Each line of the material below should be reproduced exactly.

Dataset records
_ _ _ _ _

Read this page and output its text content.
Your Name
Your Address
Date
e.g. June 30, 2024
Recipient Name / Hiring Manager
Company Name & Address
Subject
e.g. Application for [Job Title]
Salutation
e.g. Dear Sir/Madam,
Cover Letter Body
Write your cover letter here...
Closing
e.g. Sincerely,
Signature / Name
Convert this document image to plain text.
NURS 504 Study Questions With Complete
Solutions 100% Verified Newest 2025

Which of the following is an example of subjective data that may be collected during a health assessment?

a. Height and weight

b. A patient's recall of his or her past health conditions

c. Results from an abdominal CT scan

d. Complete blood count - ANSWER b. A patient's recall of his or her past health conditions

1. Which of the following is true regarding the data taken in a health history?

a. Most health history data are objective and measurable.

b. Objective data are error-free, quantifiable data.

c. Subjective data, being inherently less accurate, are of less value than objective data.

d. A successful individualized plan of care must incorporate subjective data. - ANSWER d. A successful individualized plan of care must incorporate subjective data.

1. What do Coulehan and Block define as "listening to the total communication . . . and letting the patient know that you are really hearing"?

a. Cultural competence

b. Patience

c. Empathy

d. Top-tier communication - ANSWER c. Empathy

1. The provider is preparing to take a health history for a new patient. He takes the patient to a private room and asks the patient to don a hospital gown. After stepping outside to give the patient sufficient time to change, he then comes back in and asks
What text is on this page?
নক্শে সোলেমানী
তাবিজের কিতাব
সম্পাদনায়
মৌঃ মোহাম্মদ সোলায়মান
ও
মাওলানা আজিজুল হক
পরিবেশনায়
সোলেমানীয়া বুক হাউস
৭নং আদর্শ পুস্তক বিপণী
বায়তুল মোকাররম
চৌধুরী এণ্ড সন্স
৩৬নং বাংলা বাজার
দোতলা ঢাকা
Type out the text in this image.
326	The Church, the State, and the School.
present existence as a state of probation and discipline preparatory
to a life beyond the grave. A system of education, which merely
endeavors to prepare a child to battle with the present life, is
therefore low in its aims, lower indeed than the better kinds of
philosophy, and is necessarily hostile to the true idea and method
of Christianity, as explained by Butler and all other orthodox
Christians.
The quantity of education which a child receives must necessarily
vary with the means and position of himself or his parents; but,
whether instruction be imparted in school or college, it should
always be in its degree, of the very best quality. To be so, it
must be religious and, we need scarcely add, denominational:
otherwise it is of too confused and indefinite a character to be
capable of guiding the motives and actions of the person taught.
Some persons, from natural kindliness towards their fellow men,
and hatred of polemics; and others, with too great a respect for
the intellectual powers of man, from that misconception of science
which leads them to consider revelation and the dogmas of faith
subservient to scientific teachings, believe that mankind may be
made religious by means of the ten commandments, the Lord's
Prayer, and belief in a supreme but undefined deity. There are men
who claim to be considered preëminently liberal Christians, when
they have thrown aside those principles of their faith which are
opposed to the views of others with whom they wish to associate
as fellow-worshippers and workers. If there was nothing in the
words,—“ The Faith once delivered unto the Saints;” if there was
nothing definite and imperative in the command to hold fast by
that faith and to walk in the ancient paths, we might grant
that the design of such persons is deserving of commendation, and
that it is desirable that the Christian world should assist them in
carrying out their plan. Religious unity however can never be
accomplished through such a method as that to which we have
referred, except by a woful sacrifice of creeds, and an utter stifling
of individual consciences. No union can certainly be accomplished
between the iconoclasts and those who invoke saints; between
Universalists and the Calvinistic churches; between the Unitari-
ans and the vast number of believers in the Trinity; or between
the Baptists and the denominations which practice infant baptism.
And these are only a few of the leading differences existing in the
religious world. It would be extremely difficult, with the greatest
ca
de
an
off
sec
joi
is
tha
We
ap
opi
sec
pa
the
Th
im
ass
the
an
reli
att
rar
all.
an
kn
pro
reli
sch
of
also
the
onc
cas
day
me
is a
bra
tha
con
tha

_ _ _ _ _

TASK RESPONSE:
Read this page and output its text content.
Your Name
Your Address
Date
e.g. June 30, 2024
Recipient Name / Hiring Manager
Company Name & Address
Subject
e.g. Application for [Job Title]
Salutation
e.g. Dear Sir/Madam,
Cover Letter Body
Write your cover letter here...
Closing
e.g. Sincerely,
Signature / Name
Convert this document image to plain text.
NURS 504 Study Questions With Complete
Solutions 100% Verified Newest 2025

Which of the following is an example of subjective data that may be collected during a health assessment?

a. Height and weight

b. A patient's recall of his or her past health conditions

c. Results from an abdominal CT scan

d. Complete blood count - ANSWER b. A patient's recall of his or her past health conditions

1. Which of the following is true regarding the data taken in a health history?

a. Most health history data are objective and measurable.

b. Objective data are error-free, quantifiable data.

c. Subjective data, being inherently less accurate, are of less value than objective data.

d. A successful individualized plan of care must incorporate subjective data. - ANSWER d. A successful individualized plan of care must incorporate subjective data.

1. What do Coulehan and Block define as "listening to the total communication . . . and letting the patient know that you are really hearing"?

a. Cultural competence

b. Patience

c. Empathy

d. Top-tier communication - ANSWER c. Empathy

1. The provider is preparing to take a health history for a new patient. He takes the patient to a private room and asks the patient to don a hospital gown. After stepping outside to give the patient sufficient time to change, he then comes back in and asks
What text is on this page?
নক্শে সোলেমানী
তাবিজের কিতাব
সম্পাদনায়
মৌঃ মোহাম্মদ সোলায়মান
ও
মাওলানা আজিজুল হক
পরিবেশনায়
সোলেমানীয়া বুক হাউস
৭নং আদর্শ পুস্তক বিপণী
বায়তুল মোকাররম
চৌধুরী এণ্ড সন্স
৩৬নং বাংলা বাজার
দোতলা ঢাকা
Type out the text in this image.
326	The Church, the State, and the School.
present existence as a state of probation and discipline preparatory
to a life beyond the grave. A system of education, which merely
endeavors to prepare a child to battle with the present life, is
therefore low in its aims, lower indeed than the better kinds of
philosophy, and is necessarily hostile to the true idea and method
of Christianity, as explained by Butler and all other orthodox
Christians.
The quantity of education which a child receives must necessarily
vary with the means and position of himself or his parents; but,
whether instruction be imparted in school or college, it should
always be in its degree, of the very best quality. To be so, it
must be religious and, we need scarcely add, denominational:
otherwise it is of too confused and indefinite a character to be
capable of guiding the motives and actions of the person taught.
Some persons, from natural kindliness towards their fellow men,
and hatred of polemics; and others, with too great a respect for
the intellectual powers of man, from that misconception of science
which leads them to consider revelation and the dogmas of faith
subservient to scientific teachings, believe that mankind may be
made religious by means of the ten commandments, the Lord's
Prayer, and belief in a supreme but undefined deity. There are men
who claim to be considered preëminently liberal Christians, when
they have thrown aside those principles of their faith which are
opposed to the views of others with whom they wish to associate
as fellow-worshippers and workers. If there was nothing in the
words,—“ The Faith once delivered unto the Saints;” if there was
nothing definite and imperative in the command to hold fast by
that faith and to walk in the ancient paths, we might grant
that the design of such persons is deserving of commendation, and
that it is desirable that the Christian world should assist them in
carrying out their plan. Religious unity however can never be
accomplished through such a method as that to which we have
referred, except by a woful sacrifice of creeds, and an utter stifling
of individual consciences. No union can certainly be accomplished
between the iconoclasts and those who invoke saints; between
Universalists and the Calvinistic churches; between the Unitari-
ans and the vast number of believers in the Trinity; or between
the Baptists and the denominations which practice infant baptism.
And these are only a few of the leading differences existing in the
religious world. It would be extremely difficult, with the greatest
ca
de
an
off
sec
joi
is
tha
We
ap
opi
sec
pa
the
Th
im
ass
the
an
reli
att
rar
all.
an
kn
pro
reli
sch
of
also
the
onc
cas
day
me
is a
bra
tha
con
tha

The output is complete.